Task to complete:
Copy every line of the records below that holds the word "Where".

=-=-=

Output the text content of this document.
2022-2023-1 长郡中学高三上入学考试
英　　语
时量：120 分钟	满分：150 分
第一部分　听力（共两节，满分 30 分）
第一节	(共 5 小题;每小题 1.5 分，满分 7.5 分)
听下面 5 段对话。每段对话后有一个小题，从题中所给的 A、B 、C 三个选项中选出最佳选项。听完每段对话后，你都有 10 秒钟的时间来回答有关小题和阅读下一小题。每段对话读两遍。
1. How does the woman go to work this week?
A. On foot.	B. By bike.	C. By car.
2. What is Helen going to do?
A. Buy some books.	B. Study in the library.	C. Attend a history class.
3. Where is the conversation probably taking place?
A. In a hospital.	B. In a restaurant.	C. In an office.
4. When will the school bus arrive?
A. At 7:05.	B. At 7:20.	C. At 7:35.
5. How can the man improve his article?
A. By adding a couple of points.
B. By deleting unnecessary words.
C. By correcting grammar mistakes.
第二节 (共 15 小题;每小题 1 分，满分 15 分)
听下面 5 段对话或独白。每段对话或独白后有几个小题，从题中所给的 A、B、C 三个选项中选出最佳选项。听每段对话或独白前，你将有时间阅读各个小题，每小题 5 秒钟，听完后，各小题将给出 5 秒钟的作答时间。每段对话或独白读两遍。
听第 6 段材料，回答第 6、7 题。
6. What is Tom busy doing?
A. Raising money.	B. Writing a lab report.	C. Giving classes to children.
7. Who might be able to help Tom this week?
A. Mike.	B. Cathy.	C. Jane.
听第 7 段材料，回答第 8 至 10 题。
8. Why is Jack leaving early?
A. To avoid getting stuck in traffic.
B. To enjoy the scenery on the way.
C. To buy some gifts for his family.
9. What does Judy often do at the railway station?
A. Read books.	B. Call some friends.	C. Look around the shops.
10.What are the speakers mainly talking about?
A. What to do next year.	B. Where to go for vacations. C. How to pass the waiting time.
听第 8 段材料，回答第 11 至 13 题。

=-=-=

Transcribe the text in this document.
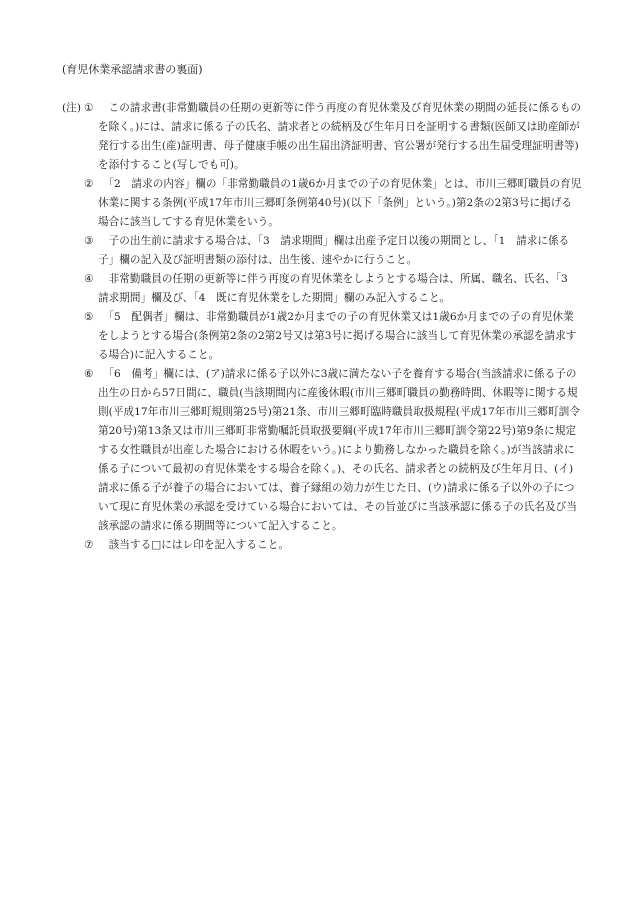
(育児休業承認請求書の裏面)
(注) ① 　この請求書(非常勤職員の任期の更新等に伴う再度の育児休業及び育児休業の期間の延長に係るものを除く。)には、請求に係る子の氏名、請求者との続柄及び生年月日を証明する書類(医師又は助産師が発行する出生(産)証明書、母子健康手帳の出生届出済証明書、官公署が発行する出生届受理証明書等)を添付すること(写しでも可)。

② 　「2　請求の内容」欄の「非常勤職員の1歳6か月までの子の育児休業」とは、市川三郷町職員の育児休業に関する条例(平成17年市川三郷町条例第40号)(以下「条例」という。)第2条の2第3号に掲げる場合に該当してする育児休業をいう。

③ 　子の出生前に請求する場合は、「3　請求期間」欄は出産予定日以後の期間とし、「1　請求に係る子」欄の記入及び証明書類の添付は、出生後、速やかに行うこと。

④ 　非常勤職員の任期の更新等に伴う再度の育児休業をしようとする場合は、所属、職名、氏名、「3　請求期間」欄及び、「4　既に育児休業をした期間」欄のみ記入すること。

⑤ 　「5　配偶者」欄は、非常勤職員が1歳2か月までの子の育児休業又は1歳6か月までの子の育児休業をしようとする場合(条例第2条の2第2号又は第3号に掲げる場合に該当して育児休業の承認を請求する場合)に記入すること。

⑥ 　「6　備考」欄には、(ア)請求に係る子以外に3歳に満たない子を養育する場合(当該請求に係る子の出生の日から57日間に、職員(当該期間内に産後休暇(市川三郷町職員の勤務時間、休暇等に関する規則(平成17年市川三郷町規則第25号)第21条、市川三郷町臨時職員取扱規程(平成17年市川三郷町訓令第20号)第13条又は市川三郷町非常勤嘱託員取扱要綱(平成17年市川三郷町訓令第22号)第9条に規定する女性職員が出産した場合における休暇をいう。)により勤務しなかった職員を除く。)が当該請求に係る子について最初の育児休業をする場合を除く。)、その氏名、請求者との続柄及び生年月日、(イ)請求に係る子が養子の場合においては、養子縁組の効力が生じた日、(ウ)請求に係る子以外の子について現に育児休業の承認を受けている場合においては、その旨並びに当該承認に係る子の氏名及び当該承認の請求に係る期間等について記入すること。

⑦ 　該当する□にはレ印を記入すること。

=-=-=

Response:
3. Where is the conversation probably taking place?
A. What to do next year.	B. Where to go for vacations. C. How to pass the waiting time.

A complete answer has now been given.